Pull out every line containing the string "name".
* start MATERIAL PROVIDED *
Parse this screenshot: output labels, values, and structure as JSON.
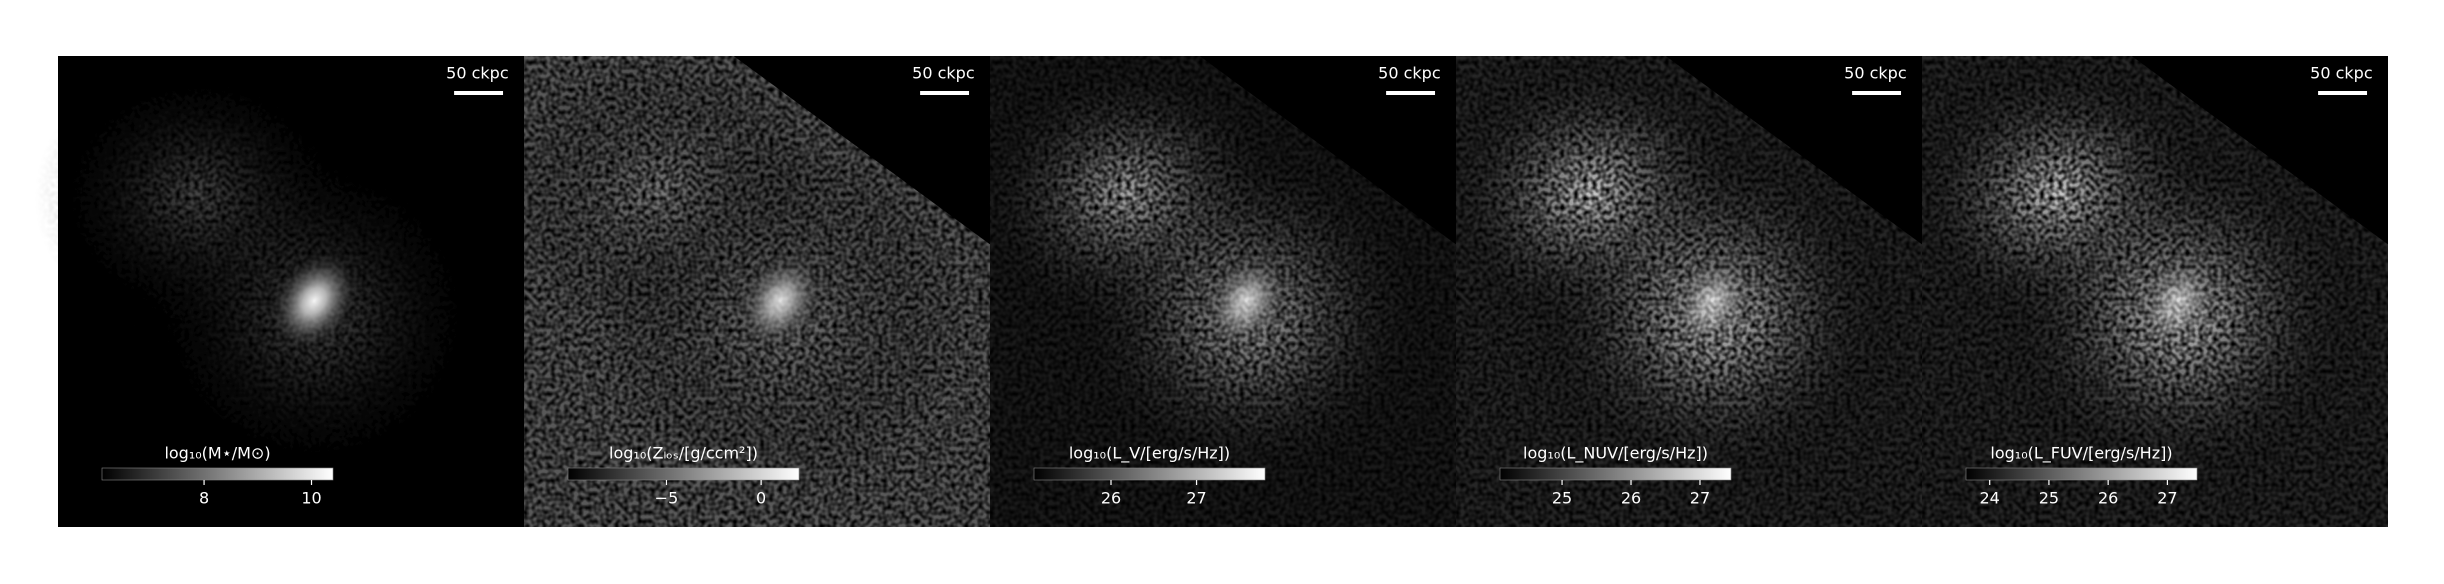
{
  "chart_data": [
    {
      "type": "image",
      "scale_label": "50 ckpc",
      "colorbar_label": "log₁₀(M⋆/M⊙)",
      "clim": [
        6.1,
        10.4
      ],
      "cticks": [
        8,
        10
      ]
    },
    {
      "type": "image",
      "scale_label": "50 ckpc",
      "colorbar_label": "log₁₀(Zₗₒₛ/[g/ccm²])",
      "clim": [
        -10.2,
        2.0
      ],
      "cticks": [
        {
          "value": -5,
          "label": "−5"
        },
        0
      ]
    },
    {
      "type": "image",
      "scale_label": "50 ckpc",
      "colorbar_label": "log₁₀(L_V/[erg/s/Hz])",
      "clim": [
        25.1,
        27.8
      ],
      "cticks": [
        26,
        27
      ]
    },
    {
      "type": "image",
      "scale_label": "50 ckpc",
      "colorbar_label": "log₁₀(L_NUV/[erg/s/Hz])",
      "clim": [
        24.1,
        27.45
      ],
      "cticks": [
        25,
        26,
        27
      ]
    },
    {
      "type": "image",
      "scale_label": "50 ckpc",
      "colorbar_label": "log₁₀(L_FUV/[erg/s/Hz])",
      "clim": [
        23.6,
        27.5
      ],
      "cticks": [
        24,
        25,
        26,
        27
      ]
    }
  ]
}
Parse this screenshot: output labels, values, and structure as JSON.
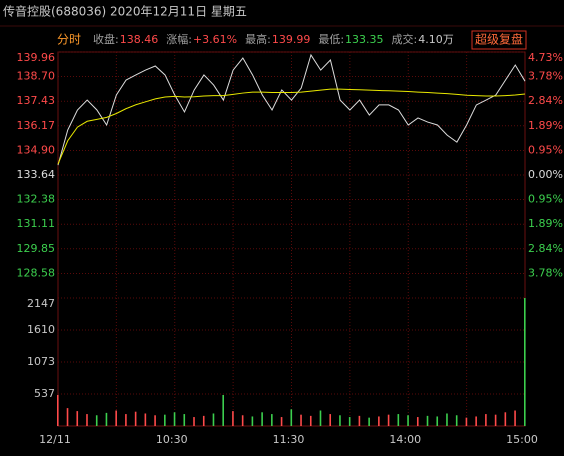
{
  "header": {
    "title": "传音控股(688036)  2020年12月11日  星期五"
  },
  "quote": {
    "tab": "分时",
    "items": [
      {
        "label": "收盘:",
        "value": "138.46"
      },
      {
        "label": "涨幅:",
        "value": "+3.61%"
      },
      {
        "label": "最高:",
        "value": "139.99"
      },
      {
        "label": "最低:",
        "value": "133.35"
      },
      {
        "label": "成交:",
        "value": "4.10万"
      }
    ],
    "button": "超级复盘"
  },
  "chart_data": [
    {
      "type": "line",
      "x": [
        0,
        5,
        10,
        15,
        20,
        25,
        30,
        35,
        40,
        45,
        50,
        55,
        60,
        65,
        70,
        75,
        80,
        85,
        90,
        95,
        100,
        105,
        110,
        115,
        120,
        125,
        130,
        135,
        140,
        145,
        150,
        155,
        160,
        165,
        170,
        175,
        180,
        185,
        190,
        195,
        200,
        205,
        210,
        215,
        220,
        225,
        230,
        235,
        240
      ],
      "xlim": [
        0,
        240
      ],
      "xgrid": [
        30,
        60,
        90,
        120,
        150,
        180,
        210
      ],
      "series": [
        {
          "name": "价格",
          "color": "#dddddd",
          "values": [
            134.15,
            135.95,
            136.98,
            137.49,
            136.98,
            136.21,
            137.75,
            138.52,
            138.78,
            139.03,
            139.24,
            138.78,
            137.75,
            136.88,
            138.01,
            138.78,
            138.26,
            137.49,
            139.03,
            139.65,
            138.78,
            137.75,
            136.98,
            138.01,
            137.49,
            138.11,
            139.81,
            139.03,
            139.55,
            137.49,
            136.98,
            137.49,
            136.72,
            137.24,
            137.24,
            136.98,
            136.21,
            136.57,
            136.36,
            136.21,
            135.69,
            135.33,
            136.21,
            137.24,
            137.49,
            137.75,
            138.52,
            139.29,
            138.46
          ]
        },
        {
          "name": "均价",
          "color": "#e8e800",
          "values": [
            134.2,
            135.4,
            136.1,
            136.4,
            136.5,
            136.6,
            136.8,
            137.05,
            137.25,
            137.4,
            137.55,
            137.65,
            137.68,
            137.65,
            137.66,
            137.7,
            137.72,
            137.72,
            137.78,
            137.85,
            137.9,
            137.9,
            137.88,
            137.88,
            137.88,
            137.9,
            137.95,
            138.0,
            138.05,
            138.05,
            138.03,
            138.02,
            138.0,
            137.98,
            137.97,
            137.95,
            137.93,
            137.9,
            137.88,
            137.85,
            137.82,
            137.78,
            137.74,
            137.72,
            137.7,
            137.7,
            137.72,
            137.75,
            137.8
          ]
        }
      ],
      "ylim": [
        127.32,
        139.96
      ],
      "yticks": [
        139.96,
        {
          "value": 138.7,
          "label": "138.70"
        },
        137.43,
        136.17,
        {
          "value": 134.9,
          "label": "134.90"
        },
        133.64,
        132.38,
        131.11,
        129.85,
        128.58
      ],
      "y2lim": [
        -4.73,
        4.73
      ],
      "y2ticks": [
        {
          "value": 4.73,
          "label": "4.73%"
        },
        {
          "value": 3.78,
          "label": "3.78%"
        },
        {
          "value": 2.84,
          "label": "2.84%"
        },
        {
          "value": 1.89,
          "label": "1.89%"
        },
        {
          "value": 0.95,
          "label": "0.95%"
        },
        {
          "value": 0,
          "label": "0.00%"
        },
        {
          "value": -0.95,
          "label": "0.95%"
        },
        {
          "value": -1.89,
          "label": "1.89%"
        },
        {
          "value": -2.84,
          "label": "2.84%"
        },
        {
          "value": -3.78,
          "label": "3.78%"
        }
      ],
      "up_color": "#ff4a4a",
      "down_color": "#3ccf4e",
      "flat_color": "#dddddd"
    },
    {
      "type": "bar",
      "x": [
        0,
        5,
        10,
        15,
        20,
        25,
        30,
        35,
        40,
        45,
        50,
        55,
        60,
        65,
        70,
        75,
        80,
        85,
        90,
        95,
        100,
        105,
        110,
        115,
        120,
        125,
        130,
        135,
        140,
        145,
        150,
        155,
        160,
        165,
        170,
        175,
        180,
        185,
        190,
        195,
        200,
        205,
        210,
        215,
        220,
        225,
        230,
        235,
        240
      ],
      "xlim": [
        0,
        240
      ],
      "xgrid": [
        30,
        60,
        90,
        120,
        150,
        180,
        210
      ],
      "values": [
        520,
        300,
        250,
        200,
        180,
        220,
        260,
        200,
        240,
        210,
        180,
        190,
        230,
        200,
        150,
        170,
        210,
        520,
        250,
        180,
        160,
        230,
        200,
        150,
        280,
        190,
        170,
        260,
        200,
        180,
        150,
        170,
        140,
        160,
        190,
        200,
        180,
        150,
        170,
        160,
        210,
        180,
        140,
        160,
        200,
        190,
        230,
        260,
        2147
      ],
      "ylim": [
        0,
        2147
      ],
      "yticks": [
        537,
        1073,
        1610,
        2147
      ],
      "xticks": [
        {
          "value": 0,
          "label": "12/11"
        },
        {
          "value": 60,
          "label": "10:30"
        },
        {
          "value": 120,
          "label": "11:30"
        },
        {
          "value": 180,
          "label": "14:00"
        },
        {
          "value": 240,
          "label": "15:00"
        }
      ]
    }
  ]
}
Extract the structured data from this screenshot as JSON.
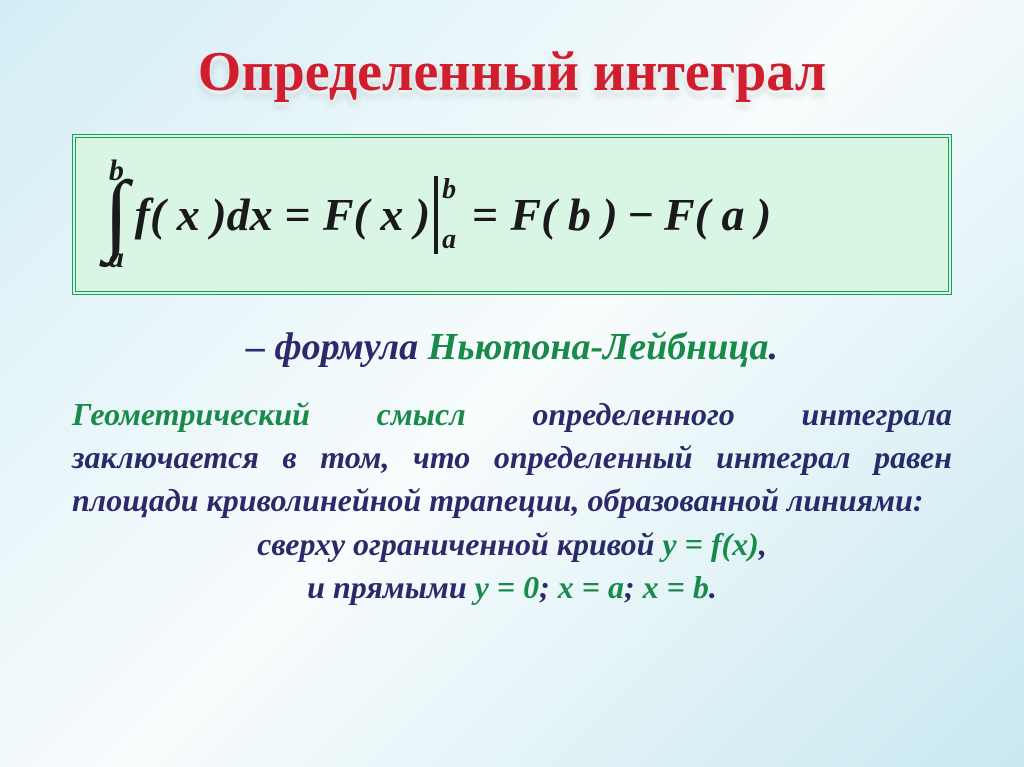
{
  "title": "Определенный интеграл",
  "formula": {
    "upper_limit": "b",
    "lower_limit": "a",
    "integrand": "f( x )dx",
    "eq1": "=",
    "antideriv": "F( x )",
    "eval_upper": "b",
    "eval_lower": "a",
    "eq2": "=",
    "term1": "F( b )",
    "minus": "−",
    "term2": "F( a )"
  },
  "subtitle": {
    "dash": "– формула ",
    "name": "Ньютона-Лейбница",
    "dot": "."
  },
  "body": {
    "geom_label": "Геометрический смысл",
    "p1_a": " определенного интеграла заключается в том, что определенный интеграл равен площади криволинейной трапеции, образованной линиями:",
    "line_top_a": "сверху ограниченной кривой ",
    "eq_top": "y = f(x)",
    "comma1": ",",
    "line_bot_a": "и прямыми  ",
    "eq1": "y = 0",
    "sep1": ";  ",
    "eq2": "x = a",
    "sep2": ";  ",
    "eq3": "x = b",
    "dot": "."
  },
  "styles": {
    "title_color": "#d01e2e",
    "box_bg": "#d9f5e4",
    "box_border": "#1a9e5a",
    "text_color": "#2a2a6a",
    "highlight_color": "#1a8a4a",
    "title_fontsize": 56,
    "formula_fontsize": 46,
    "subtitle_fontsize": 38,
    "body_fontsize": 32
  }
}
* end MATERIAL PROVIDED *
RESULT OF THIS EXERCISE:
          "name": "价格",
          "name": "均价",
    "name": "Ньютона-Лейбница",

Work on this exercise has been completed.